## Brano da leggere
Arrivando alla spicciolata nel freddo e umido giorno invernale gravato da una cortina di nere nubi basse nel cielo, ci siamo ritrovati prima all’interno della cappella spoglia seduti sparsi sui semplici banchi di legno per la celebrazione del rito funebre e poi, dopo ci siamo spostati all’aperto per la cerimonia della sepoltura.
Il luogo designato si trovava all’ombra del muro perimetrale della chiesa antica ( quella che prima ci aveva accolto al suo interno umido e ombroso) che - dall’alto della sua posizione - dominando per intero il piccolo cimitero - la parte antica e quella più moderna realizzata con criteri prosaici - spazia sulla città lontana immersa nella caligine.
Così ci siamo affollati in uno spazio la cui pavimentazione è interamente costituita da antiche lapidi e lastre tombali..
All’occhio di un osservatore esterno dovevamo apparire come una folla mesta e dolente raccolta per piangere la scomparsa prematura di un uomo giusto e forte, il padre di tanti di noi, ed onorarlo.
E mentre eravamo là in attesa apparentemente tutti raccolti, ma in realtà ciascuno isolato dagli altri, alcuni piangevano silenziosamente, altri sentivano il bisogno di esternare il proprio dolore, facendo con voce spezzata un ultimo tributo di parole e di affetto.
E’ così che le persone migliori, quelle più disinteressate ed oneste se ne vanno, lasciando alle proprie spalle figli che, di rado, riescono ad essere alla loro altezza dolore, prostrazione e che, quando l'eco del dolore si é ammorbidito e spento, andando in lenta dissolvenza, trovano spazio ed energie per il dispiegarsi di lotte intestine, di gelosie ed invidie meschine, spinti dalla salvaguardia di interessi individuali e dalla bramosia del potere.
Quest’uomo - pur morto - ingaggia la sua ultima battaglia contro la morte che lo ha ghermito, rifiutando di lasciarsi scivolare dentro la stretta imboccatura della sua sepoltura, scendendo così sotto terra e costrigendo il personale addetto a lunghi laboriosi tentativi prima di riuscire nell’arduo compito.
Qualcuno, in modo consolatorio, di fronte a questo indugiare, ricorda la storia del mitico guerriero cinese che risultò essere più forte perfino della morte.
Così ci raffiguriamo quest’uomo mentre se ne va, quest’uomo di grandissima levatura morale, quest’uomo che a molti di noi ha infuso forza vitale, determinazione, ma anche capacità di sopportazione di fronte alle difficoltà della vita e che ha ascoltato alcuni di noi nei momenti più bui delle nostre vite.
III
L'inumazione
Riandando indietro negli anni, ho ricordato del tempo in cui mio padre venne sepolto.
Questo ricordo prende l’avvio dall’immagine di una folla mesta che attornia lo stesso spiazzale all’interno del cimitero, antico teatro della triste riesumazione avvenuta quasi un quarto di secolo dopo.

(Voci di annotazione spaziale)
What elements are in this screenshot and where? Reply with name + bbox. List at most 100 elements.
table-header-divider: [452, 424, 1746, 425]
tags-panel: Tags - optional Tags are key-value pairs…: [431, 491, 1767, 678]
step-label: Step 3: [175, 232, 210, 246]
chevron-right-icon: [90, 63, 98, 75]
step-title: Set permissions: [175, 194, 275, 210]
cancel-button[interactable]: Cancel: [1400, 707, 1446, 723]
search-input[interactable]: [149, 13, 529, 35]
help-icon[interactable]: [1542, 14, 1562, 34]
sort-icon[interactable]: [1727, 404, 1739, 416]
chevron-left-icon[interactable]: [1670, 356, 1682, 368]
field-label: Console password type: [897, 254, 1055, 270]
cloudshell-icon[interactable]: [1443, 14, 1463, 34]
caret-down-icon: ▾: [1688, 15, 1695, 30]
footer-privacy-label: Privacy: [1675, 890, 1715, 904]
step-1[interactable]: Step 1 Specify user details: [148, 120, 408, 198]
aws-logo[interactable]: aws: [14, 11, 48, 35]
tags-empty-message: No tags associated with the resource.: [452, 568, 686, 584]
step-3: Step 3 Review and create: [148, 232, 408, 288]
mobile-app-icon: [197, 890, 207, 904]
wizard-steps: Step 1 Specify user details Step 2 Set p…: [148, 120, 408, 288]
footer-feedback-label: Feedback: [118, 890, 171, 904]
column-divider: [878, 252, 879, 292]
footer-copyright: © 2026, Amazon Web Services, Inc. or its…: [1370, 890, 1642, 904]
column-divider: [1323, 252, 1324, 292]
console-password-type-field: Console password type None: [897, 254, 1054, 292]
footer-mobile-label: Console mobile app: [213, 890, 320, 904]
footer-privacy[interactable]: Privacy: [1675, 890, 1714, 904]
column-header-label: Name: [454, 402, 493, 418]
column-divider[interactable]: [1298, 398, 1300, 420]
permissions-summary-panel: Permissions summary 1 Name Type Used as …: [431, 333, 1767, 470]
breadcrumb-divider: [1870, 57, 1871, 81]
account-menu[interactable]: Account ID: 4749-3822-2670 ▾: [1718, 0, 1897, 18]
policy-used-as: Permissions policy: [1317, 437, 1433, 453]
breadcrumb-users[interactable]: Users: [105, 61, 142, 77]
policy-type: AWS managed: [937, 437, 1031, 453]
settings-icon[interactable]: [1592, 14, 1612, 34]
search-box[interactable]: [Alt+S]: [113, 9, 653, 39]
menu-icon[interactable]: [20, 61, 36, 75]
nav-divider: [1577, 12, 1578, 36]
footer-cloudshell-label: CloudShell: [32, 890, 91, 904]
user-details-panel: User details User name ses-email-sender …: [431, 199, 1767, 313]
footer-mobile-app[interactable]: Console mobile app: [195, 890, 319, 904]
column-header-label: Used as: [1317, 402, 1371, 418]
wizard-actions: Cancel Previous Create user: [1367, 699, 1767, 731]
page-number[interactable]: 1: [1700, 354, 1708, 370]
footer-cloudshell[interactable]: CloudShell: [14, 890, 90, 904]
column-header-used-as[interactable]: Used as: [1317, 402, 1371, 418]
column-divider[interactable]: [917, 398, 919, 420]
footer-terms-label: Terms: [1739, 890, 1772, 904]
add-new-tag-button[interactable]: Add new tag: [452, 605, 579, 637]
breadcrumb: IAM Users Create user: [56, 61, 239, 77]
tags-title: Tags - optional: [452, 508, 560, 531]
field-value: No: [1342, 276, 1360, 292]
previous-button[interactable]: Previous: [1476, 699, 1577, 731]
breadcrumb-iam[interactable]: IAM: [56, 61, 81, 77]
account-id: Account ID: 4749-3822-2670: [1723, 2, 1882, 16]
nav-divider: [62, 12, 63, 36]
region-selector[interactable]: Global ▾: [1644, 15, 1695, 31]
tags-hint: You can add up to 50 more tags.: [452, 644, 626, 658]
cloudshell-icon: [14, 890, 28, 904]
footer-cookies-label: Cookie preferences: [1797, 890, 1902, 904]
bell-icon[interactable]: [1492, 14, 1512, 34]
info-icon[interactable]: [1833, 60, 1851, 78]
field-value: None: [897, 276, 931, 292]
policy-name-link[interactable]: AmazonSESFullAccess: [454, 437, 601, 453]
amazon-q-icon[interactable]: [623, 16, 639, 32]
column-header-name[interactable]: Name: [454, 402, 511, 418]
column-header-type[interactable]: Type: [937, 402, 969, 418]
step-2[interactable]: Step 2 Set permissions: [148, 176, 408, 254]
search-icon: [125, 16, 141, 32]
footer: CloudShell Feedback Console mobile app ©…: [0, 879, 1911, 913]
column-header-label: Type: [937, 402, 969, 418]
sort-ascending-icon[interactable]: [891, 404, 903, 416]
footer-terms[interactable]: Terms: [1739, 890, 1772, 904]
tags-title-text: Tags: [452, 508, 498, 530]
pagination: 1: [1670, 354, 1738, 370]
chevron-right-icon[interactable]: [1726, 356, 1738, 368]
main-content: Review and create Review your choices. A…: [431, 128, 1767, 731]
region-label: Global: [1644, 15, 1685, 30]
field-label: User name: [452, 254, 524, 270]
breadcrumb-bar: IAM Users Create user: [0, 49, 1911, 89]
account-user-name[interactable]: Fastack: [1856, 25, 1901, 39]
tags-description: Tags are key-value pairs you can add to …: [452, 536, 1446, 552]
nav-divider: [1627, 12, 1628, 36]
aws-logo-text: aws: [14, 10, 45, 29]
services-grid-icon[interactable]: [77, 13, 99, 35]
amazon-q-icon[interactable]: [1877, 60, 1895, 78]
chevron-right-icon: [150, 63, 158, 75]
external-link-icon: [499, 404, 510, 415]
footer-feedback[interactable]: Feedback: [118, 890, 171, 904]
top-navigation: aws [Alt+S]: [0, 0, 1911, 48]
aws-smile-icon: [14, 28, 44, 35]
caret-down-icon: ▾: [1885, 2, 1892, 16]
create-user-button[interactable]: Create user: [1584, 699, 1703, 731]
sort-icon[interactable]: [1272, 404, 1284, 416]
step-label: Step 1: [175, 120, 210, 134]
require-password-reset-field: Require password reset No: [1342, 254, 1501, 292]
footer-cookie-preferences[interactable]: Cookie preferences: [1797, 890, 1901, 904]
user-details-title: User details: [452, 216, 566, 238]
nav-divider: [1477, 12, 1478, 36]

## Istruzioni dell'esercizio
a) Restituisci senza modifiche la parte del brano sul funerale che inizia con "Qualcuno, in modo" e termina con "di secolo dopo.".
b) Indica quale storia viene ricordata in modo consolatorio, nel brano sul funerale, di fronte all'indugiare della sepoltura.

## Risposte agli esercizi
a)
Qualcuno, in modo consolatorio, di fronte a questo indugiare, ricorda la storia del mitico guerriero cinese che risultò essere più forte perfino della morte.
Così ci raffiguriamo quest’uomo mentre se ne va, quest’uomo di grandissima levatura morale, quest’uomo che a molti di noi ha infuso forza vitale, determinazione, ma anche capacità di sopportazione di fronte alle difficoltà della vita e che ha ascoltato alcuni di noi nei momenti più bui delle nostre vite.
III
L'inumazione
Riandando indietro negli anni, ho ricordato del tempo in cui mio padre venne sepolto.
Questo ricordo prende l’avvio dall’immagine di una folla mesta che attornia lo stesso spiazzale all’interno del cimitero, antico teatro della triste riesumazione avvenuta quasi un quarto di secolo dopo.

b) La storia del mitico guerriero cinese che risultò essere più forte perfino della morte.